** Request **
Your task is to copy each line that has the word "color".
== Extracted data ==
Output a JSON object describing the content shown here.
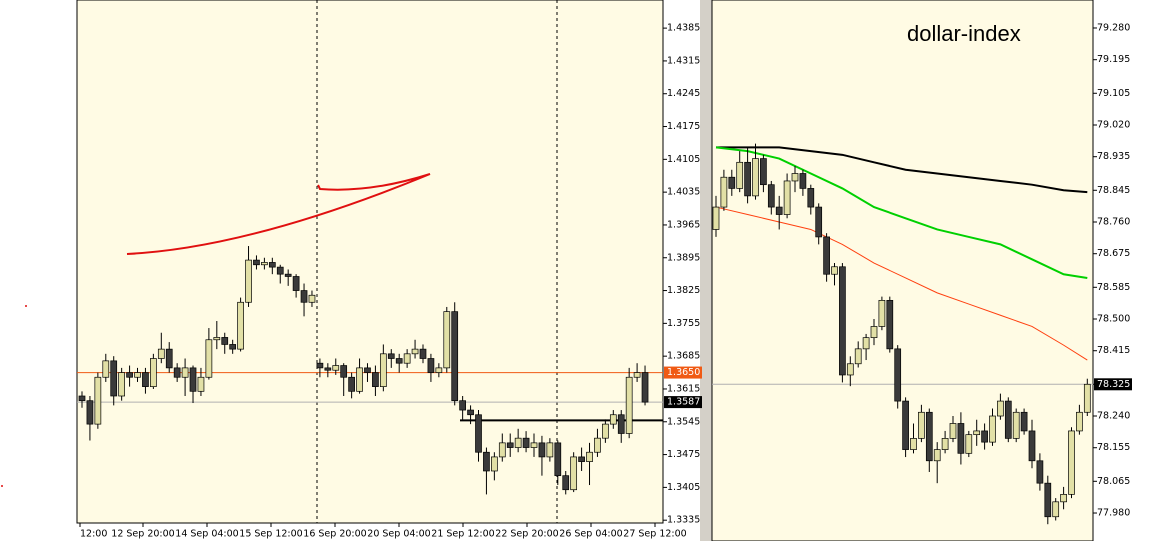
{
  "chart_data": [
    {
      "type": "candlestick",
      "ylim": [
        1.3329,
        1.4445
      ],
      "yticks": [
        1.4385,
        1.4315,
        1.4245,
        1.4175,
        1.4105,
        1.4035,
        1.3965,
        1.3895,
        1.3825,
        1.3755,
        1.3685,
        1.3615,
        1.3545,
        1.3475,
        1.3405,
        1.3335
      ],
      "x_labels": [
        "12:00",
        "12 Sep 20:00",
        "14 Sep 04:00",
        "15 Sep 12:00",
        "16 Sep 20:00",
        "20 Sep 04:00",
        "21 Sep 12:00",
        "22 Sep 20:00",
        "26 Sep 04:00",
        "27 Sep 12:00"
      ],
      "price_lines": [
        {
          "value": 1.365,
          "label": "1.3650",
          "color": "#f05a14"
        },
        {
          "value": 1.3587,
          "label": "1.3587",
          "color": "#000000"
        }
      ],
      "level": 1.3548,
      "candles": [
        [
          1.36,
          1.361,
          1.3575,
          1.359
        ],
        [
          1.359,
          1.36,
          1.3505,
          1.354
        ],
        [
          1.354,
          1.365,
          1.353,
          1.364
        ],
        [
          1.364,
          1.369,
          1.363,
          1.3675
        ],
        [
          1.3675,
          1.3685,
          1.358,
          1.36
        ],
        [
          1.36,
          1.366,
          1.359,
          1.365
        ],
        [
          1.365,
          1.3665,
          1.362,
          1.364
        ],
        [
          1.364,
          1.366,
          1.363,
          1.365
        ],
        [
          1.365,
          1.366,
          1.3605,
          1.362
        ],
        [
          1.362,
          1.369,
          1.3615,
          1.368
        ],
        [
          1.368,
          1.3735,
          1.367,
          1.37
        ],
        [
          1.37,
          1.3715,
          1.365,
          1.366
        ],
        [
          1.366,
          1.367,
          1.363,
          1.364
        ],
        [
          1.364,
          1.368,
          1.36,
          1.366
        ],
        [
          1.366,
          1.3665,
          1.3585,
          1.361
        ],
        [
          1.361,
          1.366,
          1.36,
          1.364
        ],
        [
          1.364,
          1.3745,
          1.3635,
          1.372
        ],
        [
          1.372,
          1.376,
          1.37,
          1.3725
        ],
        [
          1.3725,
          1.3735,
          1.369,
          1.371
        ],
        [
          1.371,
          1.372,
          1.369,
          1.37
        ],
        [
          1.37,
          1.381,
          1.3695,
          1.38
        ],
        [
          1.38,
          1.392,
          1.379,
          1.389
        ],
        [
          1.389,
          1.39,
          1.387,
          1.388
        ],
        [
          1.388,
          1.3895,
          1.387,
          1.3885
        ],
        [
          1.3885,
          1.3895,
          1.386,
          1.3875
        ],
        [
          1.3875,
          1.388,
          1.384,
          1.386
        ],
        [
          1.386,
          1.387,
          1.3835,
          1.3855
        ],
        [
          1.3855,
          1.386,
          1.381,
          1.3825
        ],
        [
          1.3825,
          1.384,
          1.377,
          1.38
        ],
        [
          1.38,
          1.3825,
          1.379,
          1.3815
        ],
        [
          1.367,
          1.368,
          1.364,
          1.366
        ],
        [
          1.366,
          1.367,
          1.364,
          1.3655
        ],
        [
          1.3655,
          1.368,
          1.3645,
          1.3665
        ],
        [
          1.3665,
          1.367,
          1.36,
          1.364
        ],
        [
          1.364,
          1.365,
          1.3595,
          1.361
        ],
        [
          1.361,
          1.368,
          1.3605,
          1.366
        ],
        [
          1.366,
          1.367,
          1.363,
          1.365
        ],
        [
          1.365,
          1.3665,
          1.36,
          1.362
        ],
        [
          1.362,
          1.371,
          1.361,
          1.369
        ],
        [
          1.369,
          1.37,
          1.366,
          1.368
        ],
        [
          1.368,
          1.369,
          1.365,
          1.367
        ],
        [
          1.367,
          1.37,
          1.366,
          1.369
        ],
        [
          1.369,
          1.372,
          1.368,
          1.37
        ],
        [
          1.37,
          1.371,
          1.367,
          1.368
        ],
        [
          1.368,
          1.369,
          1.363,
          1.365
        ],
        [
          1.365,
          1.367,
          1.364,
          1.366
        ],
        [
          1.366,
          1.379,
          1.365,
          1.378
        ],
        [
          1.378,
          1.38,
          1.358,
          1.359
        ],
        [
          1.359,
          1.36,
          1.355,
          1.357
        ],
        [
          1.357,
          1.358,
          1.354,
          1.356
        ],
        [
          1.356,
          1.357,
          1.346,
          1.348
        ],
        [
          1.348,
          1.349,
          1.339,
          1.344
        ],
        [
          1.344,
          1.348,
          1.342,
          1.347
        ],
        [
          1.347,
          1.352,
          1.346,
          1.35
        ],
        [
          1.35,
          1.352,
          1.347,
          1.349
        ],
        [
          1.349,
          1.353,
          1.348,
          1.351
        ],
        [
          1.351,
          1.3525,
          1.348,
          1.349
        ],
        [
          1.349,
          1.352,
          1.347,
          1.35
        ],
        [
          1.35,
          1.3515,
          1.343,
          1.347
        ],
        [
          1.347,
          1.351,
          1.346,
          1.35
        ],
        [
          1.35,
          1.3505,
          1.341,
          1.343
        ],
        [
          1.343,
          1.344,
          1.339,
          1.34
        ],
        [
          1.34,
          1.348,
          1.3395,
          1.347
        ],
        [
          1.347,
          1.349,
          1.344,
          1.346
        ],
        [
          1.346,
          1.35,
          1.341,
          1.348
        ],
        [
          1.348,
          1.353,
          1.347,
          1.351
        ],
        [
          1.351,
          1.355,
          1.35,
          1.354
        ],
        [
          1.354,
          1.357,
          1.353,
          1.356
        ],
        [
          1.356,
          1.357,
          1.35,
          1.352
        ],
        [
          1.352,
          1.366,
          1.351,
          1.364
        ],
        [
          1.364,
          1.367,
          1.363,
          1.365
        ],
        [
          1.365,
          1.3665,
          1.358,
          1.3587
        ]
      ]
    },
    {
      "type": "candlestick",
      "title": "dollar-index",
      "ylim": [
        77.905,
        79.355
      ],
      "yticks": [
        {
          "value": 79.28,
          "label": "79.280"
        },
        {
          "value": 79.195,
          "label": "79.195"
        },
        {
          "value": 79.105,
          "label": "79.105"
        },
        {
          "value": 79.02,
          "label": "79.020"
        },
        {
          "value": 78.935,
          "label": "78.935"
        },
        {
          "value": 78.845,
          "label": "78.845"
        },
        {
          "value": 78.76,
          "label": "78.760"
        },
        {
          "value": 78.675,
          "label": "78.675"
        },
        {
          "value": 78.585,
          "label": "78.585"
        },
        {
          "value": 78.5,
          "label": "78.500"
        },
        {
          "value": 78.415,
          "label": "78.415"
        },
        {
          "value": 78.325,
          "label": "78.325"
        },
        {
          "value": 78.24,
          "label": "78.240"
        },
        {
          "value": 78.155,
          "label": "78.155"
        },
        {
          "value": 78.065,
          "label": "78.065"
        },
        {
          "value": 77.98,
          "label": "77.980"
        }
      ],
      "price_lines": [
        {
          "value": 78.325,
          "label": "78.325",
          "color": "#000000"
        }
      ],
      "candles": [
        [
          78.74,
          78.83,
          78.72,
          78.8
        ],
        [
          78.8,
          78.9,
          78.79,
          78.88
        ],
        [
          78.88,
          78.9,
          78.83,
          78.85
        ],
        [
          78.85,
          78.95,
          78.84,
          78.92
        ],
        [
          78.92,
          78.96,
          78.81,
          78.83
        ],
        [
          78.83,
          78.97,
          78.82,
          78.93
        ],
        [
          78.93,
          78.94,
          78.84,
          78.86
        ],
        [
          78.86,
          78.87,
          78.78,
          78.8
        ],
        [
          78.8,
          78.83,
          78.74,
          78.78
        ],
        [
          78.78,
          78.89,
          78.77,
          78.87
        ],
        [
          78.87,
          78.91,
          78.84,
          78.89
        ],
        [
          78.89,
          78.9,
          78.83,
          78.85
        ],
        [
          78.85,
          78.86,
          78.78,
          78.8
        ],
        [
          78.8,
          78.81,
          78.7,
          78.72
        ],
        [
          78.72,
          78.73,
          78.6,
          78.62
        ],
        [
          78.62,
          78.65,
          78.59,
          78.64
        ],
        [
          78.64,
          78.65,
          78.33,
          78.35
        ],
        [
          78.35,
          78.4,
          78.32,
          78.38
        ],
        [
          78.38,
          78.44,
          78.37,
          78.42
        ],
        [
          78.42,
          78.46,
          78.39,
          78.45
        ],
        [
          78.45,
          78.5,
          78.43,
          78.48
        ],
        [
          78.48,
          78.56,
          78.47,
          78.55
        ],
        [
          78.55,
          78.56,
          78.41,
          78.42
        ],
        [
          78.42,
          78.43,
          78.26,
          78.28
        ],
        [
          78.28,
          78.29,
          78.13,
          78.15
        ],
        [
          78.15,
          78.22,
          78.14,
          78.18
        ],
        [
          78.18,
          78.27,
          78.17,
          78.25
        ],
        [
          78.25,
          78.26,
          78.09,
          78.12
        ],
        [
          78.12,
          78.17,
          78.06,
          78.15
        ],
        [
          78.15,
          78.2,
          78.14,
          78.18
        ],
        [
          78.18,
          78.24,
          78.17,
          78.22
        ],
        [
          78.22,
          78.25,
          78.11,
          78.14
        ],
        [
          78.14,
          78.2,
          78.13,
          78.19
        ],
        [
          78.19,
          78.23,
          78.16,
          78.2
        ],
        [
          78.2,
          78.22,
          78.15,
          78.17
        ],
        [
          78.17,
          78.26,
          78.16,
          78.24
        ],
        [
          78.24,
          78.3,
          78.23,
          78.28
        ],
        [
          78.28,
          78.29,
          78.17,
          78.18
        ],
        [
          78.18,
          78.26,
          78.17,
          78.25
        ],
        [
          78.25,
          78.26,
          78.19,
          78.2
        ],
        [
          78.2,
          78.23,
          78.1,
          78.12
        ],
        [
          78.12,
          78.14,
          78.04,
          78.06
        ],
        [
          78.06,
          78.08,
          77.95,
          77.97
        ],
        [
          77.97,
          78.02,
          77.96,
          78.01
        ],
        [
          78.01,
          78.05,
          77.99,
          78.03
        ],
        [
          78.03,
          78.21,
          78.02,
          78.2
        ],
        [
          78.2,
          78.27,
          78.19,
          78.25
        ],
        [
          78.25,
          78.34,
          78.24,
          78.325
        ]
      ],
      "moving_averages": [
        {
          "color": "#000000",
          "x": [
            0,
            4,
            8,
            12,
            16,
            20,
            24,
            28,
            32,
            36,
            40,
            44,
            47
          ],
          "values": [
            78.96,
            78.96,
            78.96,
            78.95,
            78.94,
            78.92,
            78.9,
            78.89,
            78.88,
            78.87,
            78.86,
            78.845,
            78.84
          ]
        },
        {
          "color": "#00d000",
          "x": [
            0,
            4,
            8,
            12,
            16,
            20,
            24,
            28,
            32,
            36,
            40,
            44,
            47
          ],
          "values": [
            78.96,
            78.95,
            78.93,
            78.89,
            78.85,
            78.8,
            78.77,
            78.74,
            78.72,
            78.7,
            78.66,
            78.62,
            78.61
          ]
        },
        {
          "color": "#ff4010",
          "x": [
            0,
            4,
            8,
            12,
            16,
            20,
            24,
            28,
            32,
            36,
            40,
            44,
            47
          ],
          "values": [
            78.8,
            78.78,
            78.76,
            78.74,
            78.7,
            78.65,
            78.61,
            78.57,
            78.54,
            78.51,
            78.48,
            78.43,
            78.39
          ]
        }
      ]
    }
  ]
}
===
** Response to the exercise **
          "color": "#f05a14"
          "color": "#000000"
          "color": "#000000"
          "color": "#000000",
          "color": "#00d000",
          "color": "#ff4010",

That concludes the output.